# [What is required]
Give the number of lines that include the word "Schalter", nothing more.

# [Data provided]
— START —

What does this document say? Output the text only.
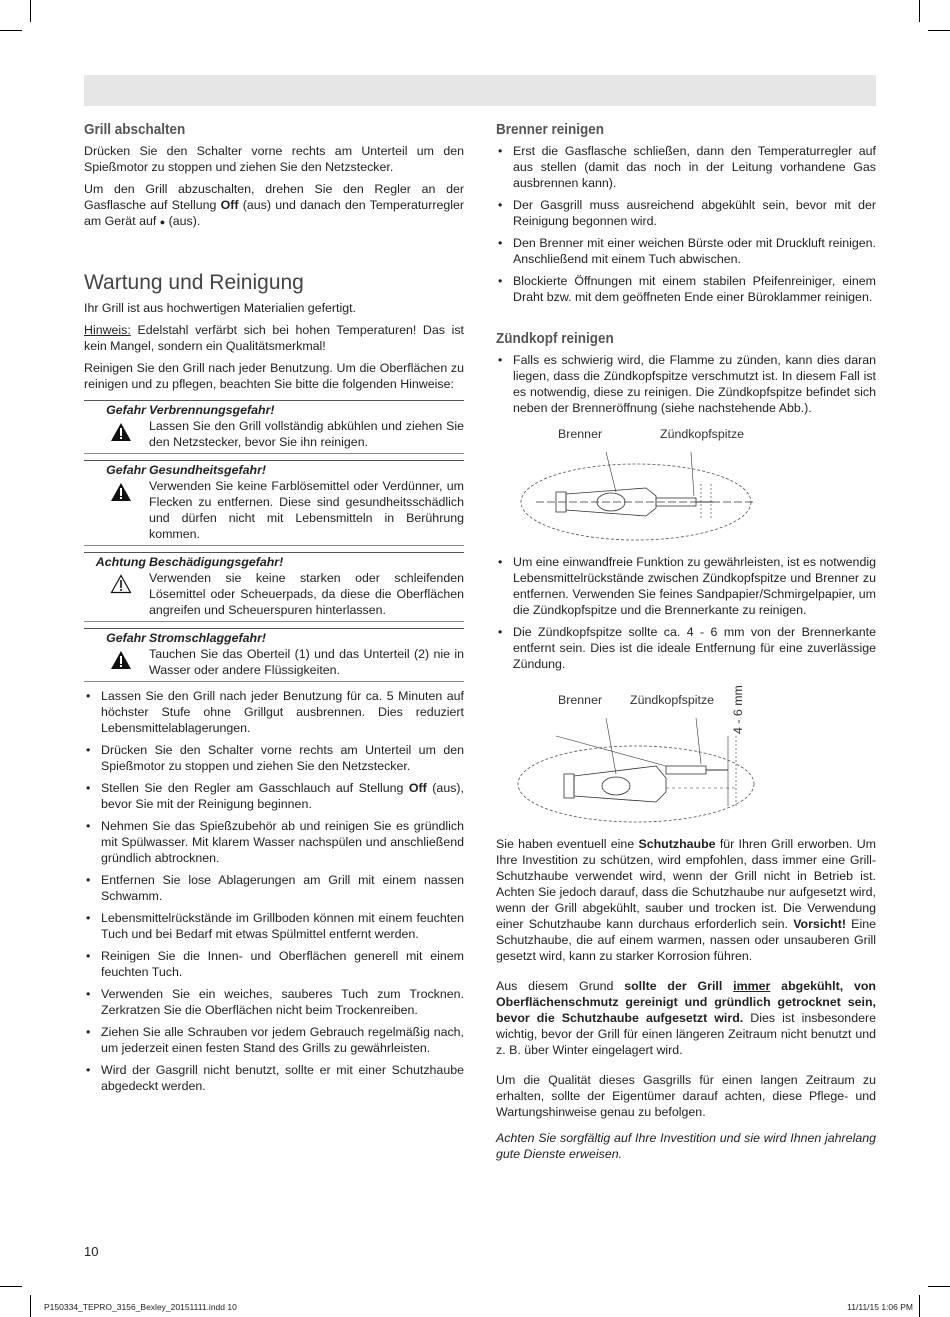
Grill abschalten

Drücken Sie den Schalter vorne rechts am Unterteil um den Spießmotor zu stoppen und ziehen Sie den Netzstecker.

Um den Grill abzuschalten, drehen Sie den Regler an der Gasflasche auf Stellung Off (aus) und danach den Temperaturregler am Gerät auf ● (aus).

Wartung und Reinigung

Ihr Grill ist aus hochwertigen Materialien gefertigt.

Hinweis: Edelstahl verfärbt sich bei hohen Temperaturen! Das ist kein Mangel, sondern ein Qualitätsmerkmal!

Reinigen Sie den Grill nach jeder Benutzung. Um die Oberflächen zu reinigen und zu pflegen, beachten Sie bitte die folgenden Hinweise:

Gefahr Verbrennungsgefahr!
Lassen Sie den Grill vollständig abkühlen und ziehen Sie den Netzstecker, bevor Sie ihn reinigen.
Gefahr Gesundheitsgefahr!
Verwenden Sie keine Farblösemittel oder Verdünner, um Flecken zu entfernen. Diese sind gesundheitsschädlich und dürfen nicht mit Lebensmitteln in Berührung kommen.
Achtung Beschädigungsgefahr!
Verwenden sie keine starken oder schleifenden Lösemittel oder Scheuerpads, da diese die Oberflächen angreifen und Scheuerspuren hinterlassen.
Gefahr Stromschlaggefahr!
Tauchen Sie das Oberteil (1) und das Unterteil (2) nie in Wasser oder andere Flüssigkeiten.
• Lassen Sie den Grill nach jeder Benutzung für ca. 5 Minuten auf höchster Stufe ohne Grillgut ausbrennen. Dies reduziert Lebensmittelablagerungen.
• Drücken Sie den Schalter vorne rechts am Unterteil um den Spießmotor zu stoppen und ziehen Sie den Netzstecker.
• Stellen Sie den Regler am Gasschlauch auf Stellung Off (aus), bevor Sie mit der Reinigung beginnen.
• Nehmen Sie das Spießzubehör ab und reinigen Sie es gründlich mit Spülwasser. Mit klarem Wasser nachspülen und anschließend gründlich abtrocknen.
• Entfernen Sie lose Ablagerungen am Grill mit einem nassen Schwamm.
• Lebensmittelrückstände im Grillboden können mit einem feuchten Tuch und bei Bedarf mit etwas Spülmittel entfernt werden.
• Reinigen Sie die Innen- und Oberflächen generell mit einem feuchten Tuch.
• Verwenden Sie ein weiches, sauberes Tuch zum Trocknen. Zerkratzen Sie die Oberflächen nicht beim Trockenreiben.
• Ziehen Sie alle Schrauben vor jedem Gebrauch regelmäßig nach, um jederzeit einen festen Stand des Grills zu gewährleisten.
• Wird der Gasgrill nicht benutzt, sollte er mit einer Schutzhaube abgedeckt werden.
Brenner reinigen
• Erst die Gasflasche schließen, dann den Temperaturregler auf aus stellen (damit das noch in der Leitung vorhandene Gas ausbrennen kann).
• Der Gasgrill muss ausreichend abgekühlt sein, bevor mit der Reinigung begonnen wird.
• Den Brenner mit einer weichen Bürste oder mit Druckluft reinigen. Anschließend mit einem Tuch abwischen.
• Blockierte Öffnungen mit einem stabilen Pfeifenreiniger, einem Draht bzw. mit dem geöffneten Ende einer Büroklammer reinigen.
Zündkopf reinigen
• Falls es schwierig wird, die Flamme zu zünden, kann dies daran liegen, dass die Zündkopfspitze verschmutzt ist. In diesem Fall ist es notwendig, diese zu reinigen. Die Zündkopfspitze befindet sich neben der Brenneröffnung (siehe nachstehende Abb.).
Brenner	Zündkopfspitze
• Um eine einwandfreie Funktion zu gewährleisten, ist es notwendig Lebensmittelrückstände zwischen Zündkopfspitze und Brenner zu entfernen. Verwenden Sie feines Sandpapier/Schmirgelpapier, um die Zündkopfspitze und die Brennerkante zu reinigen.
• Die Zündkopfspitze sollte ca. 4 - 6 mm von der Brennerkante entfernt sein. Dies ist die ideale Entfernung für eine zuverlässige Zündung.
Brenner Zündkopfspitze 4 - 6 mm

Sie haben eventuell eine Schutzhaube für Ihren Grill erworben. Um Ihre Investition zu schützen, wird empfohlen, dass immer eine Grill-Schutzhaube verwendet wird, wenn der Grill nicht in Betrieb ist. Achten Sie jedoch darauf, dass die Schutzhaube nur aufgesetzt wird, wenn der Grill abgekühlt, sauber und trocken ist. Die Verwendung einer Schutzhaube kann durchaus erforderlich sein. Vorsicht! Eine Schutzhaube, die auf einem warmen, nassen oder unsauberen Grill gesetzt wird, kann zu starker Korrosion führen.

Aus diesem Grund sollte der Grill immer abgekühlt, von Oberflächenschmutz gereinigt und gründlich getrocknet sein, bevor die Schutzhaube aufgesetzt wird. Dies ist insbesondere wichtig, bevor der Grill für einen längeren Zeitraum nicht benutzt und z. B. über Winter eingelagert wird.

Um die Qualität dieses Gasgrills für einen langen Zeitraum zu erhalten, sollte der Eigentümer darauf achten, diese Pflege- und Wartungshinweise genau zu befolgen.

Achten Sie sorgfältig auf Ihre Investition und sie wird Ihnen jahrelang gute Dienste erweisen.

10
P150334_TEPRO_3156_Bexley_20151111.indd 10	11/11/15 1:06 PM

— END —

# [Worked solution]
2